▶ [Figure collection entries]:
- Opening Delimiter -
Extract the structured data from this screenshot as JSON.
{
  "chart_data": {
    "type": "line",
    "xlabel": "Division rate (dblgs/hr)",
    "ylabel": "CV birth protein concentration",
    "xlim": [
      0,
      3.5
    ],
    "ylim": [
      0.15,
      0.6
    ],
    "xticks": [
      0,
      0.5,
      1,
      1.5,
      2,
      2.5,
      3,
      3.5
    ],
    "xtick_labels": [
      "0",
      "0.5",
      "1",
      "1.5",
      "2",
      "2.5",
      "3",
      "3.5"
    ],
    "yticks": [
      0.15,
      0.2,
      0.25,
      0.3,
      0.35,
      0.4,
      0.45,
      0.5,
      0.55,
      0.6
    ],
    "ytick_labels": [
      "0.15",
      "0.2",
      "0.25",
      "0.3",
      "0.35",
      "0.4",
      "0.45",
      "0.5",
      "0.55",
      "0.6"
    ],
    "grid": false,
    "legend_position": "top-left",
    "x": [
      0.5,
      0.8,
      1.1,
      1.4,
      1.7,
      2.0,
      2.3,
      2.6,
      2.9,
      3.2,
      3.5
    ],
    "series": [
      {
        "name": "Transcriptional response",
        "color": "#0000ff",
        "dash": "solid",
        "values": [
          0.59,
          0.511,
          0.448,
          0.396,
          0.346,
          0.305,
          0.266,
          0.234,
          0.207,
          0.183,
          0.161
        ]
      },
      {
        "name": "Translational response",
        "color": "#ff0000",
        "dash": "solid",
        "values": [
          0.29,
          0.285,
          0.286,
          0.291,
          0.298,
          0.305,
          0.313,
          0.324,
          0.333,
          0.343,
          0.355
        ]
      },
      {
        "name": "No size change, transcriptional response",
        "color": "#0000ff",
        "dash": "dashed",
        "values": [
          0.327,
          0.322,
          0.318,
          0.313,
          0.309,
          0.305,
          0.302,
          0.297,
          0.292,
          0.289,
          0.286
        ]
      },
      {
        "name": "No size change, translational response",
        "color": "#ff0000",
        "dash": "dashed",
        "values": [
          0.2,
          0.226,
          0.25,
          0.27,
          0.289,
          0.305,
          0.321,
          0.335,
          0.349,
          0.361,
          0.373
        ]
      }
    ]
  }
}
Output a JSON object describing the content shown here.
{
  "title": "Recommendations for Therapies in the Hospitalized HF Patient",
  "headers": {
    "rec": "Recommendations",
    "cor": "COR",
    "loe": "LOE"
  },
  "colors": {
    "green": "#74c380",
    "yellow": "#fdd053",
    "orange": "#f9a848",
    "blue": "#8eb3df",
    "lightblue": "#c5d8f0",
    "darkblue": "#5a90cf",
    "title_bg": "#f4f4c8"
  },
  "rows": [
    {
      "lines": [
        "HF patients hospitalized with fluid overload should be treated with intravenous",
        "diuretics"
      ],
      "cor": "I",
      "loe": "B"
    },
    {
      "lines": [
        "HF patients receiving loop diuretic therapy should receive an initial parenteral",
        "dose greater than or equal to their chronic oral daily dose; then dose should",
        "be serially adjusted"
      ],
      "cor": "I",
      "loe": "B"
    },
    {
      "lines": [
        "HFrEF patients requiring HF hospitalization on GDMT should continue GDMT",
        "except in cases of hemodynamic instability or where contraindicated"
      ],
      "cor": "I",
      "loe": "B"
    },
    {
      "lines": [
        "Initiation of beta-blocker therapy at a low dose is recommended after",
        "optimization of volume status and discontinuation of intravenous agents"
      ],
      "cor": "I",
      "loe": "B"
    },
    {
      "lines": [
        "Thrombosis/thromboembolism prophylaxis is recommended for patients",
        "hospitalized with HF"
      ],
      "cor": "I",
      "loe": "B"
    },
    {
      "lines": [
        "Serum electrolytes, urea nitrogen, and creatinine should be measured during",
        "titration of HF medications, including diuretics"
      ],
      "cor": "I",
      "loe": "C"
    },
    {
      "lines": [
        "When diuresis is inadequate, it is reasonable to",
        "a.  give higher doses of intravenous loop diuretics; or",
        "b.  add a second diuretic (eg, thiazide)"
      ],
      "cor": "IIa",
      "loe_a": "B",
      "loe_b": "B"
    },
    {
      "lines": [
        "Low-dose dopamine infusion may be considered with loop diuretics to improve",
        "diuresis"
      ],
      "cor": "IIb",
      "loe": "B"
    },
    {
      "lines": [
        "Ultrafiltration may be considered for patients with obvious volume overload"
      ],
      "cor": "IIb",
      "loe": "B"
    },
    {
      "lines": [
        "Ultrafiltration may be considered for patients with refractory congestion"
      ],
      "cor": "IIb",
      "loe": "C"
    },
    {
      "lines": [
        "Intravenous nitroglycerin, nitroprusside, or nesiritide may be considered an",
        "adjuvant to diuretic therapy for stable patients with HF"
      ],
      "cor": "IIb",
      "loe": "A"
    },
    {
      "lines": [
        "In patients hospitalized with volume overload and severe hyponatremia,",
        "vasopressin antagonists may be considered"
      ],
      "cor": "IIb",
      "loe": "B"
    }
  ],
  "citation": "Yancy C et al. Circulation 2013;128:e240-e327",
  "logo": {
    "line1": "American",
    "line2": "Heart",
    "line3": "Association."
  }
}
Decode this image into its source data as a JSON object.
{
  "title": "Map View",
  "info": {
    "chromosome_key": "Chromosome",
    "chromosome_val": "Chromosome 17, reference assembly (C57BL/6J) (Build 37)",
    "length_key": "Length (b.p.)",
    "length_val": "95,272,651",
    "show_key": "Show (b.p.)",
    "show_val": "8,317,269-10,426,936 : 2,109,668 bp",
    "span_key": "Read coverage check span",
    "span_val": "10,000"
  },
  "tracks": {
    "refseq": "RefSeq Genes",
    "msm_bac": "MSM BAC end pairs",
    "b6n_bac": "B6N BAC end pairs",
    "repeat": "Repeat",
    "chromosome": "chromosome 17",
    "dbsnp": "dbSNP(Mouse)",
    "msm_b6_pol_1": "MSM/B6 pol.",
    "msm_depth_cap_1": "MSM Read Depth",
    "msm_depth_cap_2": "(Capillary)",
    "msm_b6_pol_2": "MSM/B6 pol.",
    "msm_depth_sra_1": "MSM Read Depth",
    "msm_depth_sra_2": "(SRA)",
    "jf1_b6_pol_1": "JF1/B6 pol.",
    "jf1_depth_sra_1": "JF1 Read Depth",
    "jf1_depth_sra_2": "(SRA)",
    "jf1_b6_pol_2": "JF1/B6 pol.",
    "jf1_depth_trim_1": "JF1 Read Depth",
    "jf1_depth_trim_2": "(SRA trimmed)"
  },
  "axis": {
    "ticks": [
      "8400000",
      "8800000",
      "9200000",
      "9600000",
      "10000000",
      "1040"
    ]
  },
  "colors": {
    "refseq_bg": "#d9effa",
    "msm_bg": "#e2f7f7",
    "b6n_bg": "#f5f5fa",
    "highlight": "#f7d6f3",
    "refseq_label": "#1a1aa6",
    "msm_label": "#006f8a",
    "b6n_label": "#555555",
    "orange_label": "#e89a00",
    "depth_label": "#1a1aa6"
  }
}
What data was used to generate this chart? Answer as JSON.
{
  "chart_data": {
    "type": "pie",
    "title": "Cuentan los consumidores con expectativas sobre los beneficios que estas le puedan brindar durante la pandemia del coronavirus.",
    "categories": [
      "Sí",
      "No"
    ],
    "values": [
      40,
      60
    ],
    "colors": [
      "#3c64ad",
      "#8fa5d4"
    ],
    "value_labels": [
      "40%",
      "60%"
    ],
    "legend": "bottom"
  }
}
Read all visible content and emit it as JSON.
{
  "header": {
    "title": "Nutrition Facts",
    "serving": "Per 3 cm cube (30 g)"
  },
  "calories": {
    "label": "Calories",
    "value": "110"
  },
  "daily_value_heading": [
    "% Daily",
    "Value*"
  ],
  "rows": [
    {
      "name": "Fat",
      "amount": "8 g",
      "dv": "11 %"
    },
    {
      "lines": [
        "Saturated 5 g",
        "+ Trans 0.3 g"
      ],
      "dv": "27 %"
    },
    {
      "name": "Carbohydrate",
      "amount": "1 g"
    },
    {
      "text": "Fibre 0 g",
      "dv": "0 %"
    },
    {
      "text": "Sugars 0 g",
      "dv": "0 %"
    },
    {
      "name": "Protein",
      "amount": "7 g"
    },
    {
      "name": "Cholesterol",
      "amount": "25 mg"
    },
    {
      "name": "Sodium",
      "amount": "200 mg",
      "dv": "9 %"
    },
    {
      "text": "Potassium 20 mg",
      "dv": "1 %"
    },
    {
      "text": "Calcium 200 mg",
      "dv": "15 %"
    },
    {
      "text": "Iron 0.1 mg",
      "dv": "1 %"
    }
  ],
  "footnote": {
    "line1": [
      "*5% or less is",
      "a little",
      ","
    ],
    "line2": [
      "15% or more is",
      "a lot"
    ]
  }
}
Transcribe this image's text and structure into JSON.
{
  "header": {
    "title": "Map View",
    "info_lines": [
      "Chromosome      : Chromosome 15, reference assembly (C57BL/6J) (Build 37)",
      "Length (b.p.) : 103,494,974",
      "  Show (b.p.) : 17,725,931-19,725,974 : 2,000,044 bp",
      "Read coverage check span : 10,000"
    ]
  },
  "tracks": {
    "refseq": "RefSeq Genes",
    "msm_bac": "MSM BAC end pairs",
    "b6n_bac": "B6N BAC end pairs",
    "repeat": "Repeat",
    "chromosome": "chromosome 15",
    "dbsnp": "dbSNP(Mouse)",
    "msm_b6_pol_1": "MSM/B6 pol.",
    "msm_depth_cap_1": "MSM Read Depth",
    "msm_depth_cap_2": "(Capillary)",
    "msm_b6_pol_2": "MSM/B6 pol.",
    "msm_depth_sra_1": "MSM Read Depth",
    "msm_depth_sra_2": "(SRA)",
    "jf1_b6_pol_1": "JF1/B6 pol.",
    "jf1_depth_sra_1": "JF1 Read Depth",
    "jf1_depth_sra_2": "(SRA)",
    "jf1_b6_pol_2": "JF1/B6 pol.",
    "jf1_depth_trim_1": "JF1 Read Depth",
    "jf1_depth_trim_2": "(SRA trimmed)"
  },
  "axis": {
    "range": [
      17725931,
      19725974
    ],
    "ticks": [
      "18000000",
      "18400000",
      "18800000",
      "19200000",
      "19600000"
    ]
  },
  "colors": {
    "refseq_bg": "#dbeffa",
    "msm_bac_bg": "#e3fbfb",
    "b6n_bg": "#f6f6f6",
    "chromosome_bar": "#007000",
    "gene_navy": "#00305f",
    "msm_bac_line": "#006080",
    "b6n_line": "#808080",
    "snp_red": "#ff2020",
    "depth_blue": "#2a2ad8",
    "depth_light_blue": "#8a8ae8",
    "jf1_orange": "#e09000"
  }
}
- Closing Delimiter -
▶ [What needs to be done]:
In how many lines of the data does the string "object" appear? Only the number should be given.

▶ [Solution for this exercise]:
2